__SET TASK__:
Go through the records and extract every line with the word "instance".

__ENTRIES SUPPLIED__:
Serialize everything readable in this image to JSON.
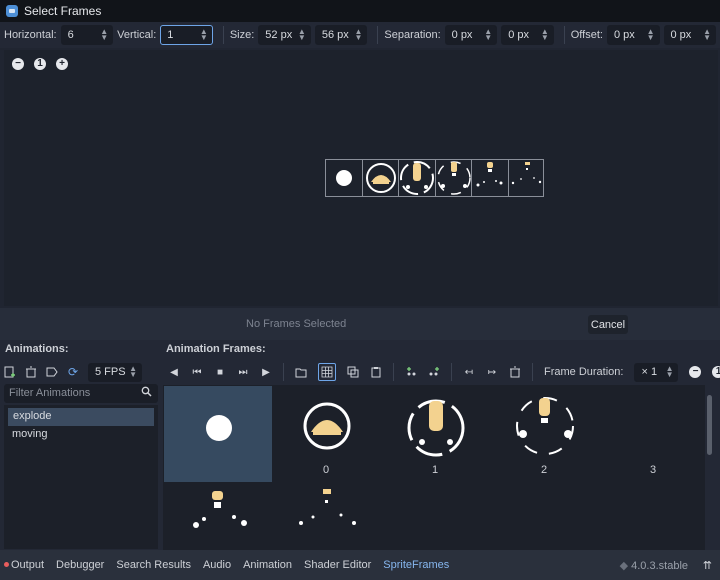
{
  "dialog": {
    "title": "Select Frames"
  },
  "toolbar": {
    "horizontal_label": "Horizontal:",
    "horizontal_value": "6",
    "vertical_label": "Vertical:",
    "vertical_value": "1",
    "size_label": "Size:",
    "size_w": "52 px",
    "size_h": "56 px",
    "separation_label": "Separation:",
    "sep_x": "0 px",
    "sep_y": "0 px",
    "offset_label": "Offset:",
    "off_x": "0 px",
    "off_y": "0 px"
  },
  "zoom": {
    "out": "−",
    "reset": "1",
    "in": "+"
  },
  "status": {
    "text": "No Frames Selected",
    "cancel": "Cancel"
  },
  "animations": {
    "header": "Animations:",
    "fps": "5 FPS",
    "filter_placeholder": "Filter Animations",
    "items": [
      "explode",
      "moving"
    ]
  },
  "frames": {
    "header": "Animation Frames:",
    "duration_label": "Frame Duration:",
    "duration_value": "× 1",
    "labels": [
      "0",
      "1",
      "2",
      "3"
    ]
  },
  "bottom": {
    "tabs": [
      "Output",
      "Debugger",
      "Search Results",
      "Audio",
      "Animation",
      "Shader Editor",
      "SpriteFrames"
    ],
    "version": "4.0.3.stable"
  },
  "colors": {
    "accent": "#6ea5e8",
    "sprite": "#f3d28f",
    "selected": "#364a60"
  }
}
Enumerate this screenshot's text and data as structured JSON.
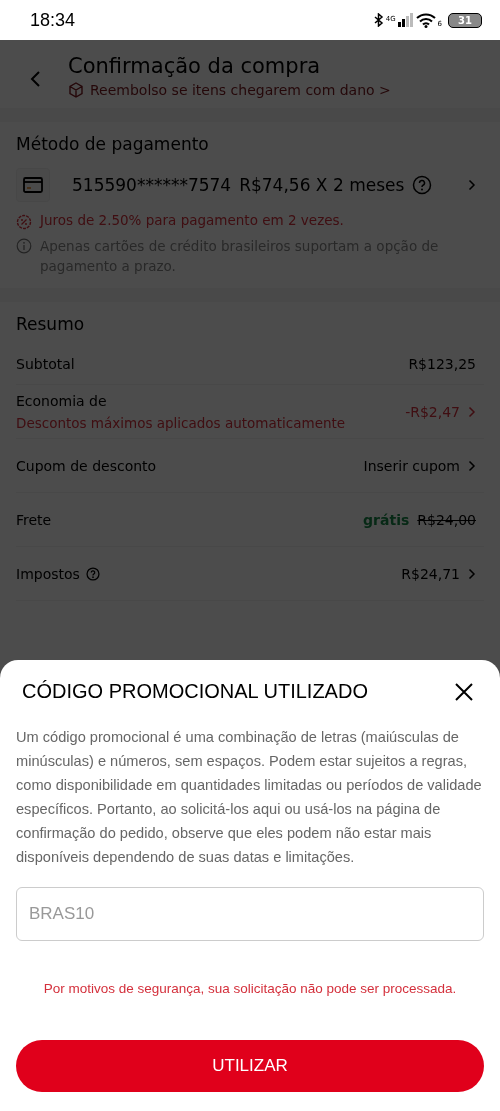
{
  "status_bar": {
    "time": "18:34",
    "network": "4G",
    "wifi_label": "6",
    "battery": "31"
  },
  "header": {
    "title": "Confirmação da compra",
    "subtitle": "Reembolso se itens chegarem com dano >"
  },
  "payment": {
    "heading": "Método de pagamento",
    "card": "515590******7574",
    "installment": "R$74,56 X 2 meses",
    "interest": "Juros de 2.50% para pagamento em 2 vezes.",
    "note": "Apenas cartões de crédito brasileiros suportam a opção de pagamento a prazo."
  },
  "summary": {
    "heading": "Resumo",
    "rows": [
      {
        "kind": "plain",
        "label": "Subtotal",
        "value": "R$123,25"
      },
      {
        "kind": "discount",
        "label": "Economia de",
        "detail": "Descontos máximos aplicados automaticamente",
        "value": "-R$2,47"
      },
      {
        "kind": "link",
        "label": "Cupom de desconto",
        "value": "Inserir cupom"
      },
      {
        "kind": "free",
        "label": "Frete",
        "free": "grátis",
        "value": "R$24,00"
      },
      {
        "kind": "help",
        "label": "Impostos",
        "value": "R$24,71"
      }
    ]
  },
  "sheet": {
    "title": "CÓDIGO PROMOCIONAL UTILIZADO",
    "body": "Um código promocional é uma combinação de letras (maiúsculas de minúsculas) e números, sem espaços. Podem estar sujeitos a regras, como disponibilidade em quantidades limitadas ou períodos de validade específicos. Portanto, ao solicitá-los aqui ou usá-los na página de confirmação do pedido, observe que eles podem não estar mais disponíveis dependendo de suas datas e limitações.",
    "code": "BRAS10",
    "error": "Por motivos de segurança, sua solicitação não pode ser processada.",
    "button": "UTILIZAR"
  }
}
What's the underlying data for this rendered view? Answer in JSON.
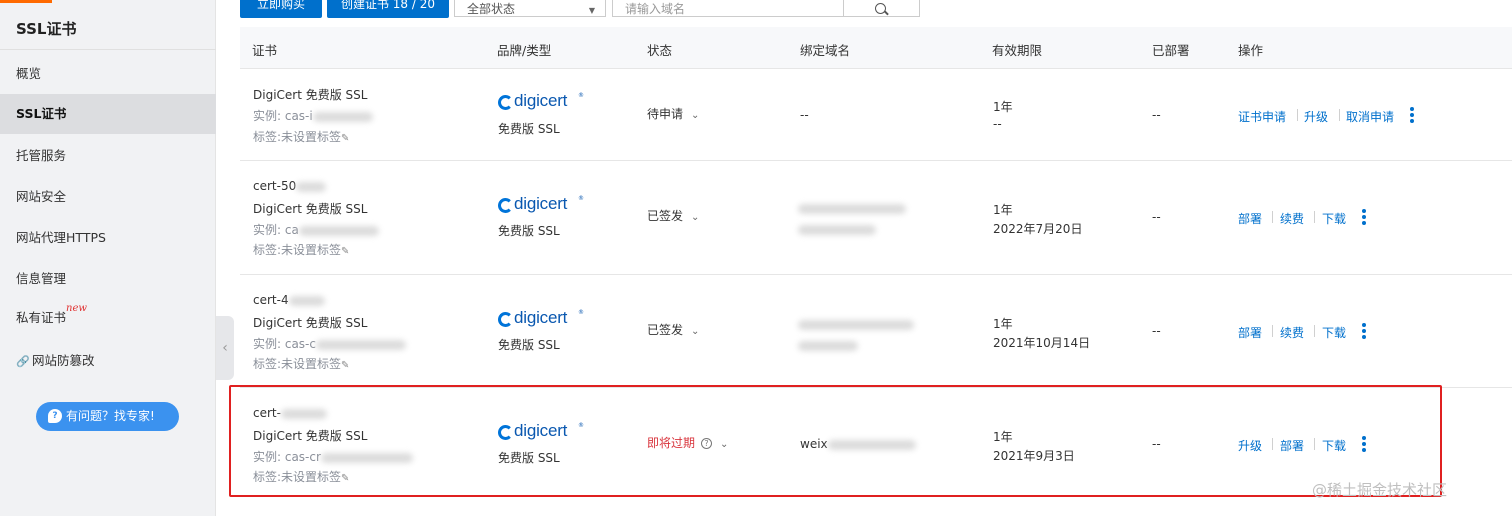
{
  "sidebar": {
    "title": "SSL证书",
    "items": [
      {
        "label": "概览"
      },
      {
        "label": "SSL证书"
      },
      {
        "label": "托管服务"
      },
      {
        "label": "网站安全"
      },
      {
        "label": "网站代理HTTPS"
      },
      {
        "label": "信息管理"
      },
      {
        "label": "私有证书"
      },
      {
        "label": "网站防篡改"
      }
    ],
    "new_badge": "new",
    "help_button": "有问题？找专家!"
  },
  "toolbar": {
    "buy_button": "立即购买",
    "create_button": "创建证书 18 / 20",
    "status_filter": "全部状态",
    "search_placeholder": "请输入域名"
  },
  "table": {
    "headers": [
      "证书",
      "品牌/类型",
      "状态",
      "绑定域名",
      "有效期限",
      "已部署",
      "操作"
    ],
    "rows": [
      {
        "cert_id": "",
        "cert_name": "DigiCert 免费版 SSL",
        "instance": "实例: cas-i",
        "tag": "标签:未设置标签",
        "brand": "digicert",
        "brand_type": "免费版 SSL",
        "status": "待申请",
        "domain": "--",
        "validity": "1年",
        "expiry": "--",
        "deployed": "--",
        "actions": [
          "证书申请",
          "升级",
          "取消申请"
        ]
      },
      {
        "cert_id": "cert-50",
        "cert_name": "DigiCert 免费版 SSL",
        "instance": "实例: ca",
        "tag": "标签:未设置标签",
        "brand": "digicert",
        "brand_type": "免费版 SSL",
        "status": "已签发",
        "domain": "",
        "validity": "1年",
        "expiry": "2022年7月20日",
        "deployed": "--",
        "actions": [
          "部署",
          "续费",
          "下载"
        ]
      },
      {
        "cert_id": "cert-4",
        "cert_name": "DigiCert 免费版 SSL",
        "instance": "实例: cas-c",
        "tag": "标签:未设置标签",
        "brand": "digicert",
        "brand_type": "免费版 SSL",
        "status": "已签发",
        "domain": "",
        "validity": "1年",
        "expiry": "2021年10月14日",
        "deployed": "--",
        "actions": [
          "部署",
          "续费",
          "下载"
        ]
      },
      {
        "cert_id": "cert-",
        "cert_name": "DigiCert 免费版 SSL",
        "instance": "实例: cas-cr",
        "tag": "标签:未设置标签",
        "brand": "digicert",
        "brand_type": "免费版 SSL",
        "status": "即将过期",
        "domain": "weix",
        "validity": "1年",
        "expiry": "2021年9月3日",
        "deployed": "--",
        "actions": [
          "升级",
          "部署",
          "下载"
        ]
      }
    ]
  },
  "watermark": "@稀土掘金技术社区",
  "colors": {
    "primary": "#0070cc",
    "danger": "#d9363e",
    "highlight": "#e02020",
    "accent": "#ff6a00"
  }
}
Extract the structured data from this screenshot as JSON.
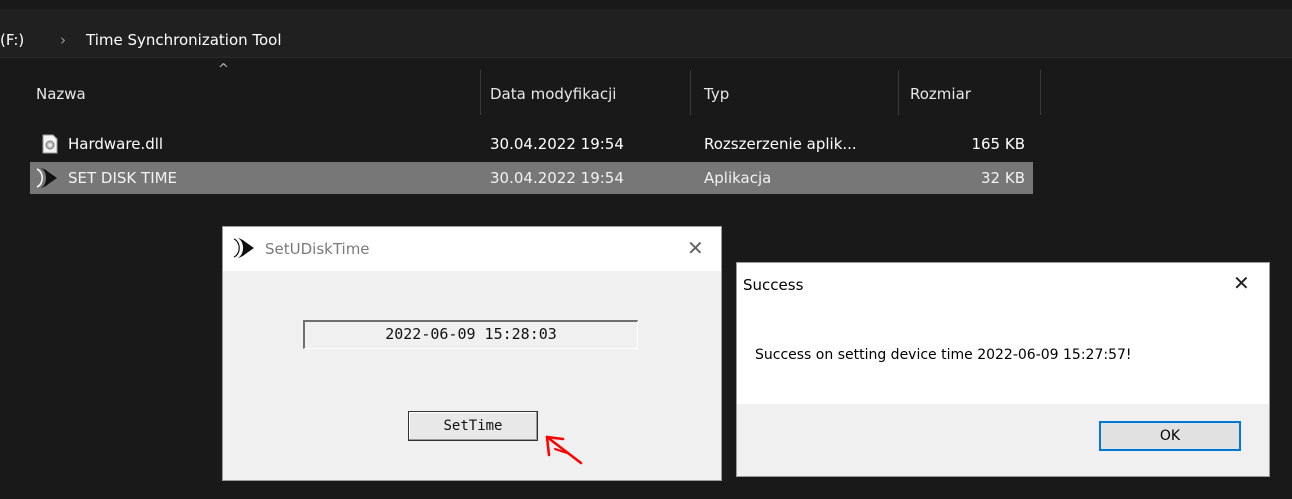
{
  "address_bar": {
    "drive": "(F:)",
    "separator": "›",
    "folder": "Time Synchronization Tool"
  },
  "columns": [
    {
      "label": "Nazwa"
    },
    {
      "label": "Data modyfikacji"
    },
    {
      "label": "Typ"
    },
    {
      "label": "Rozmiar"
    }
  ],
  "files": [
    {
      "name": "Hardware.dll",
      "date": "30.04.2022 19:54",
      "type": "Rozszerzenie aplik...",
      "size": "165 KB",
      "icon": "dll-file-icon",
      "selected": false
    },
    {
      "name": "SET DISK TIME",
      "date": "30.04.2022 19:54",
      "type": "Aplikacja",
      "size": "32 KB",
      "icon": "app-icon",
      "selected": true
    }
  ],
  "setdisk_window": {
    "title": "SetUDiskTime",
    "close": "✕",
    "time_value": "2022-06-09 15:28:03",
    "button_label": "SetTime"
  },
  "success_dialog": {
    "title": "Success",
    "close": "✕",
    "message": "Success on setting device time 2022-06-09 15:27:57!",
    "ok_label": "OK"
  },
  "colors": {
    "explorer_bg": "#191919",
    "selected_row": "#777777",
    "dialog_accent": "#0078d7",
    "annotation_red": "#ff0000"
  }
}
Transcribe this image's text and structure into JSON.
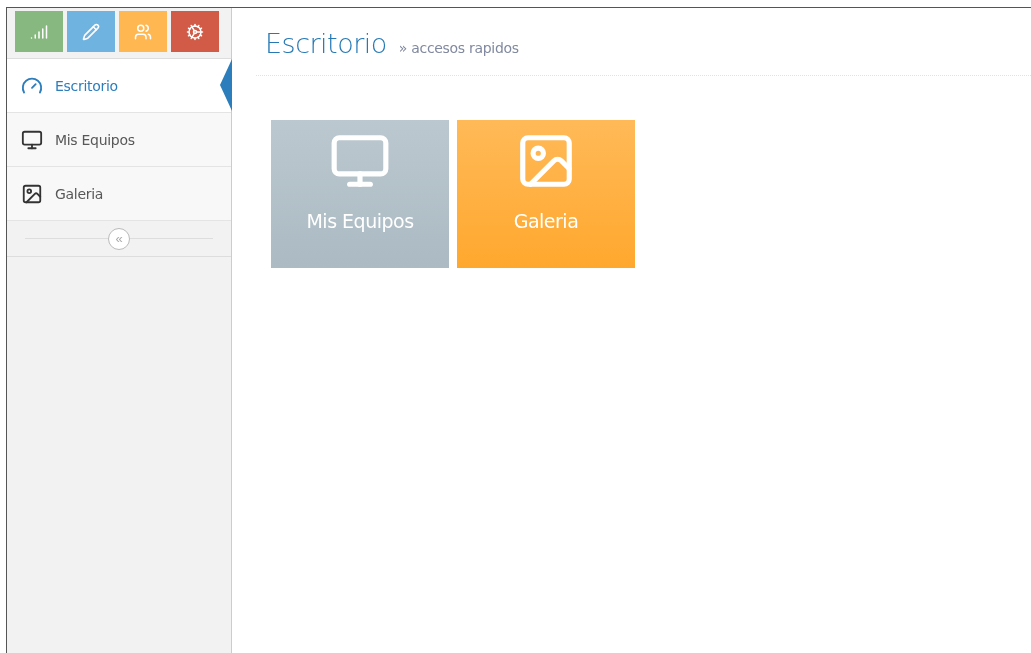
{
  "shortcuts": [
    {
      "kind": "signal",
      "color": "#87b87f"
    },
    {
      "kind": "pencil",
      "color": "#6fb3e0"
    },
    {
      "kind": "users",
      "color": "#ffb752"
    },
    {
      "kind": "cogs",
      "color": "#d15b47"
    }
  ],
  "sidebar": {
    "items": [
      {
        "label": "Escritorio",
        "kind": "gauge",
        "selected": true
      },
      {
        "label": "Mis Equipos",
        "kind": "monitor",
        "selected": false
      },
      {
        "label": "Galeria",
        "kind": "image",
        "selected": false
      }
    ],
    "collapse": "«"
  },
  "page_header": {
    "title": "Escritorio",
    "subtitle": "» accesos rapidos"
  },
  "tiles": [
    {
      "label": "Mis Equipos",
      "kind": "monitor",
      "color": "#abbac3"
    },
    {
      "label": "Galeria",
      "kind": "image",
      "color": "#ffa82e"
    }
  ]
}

__SOLUTION TO THIS TASK__:
        "instance": "实例: cas-i",
        "instance": "实例: ca",
        "instance": "实例: cas-c",
        "instance": "实例: cas-cr",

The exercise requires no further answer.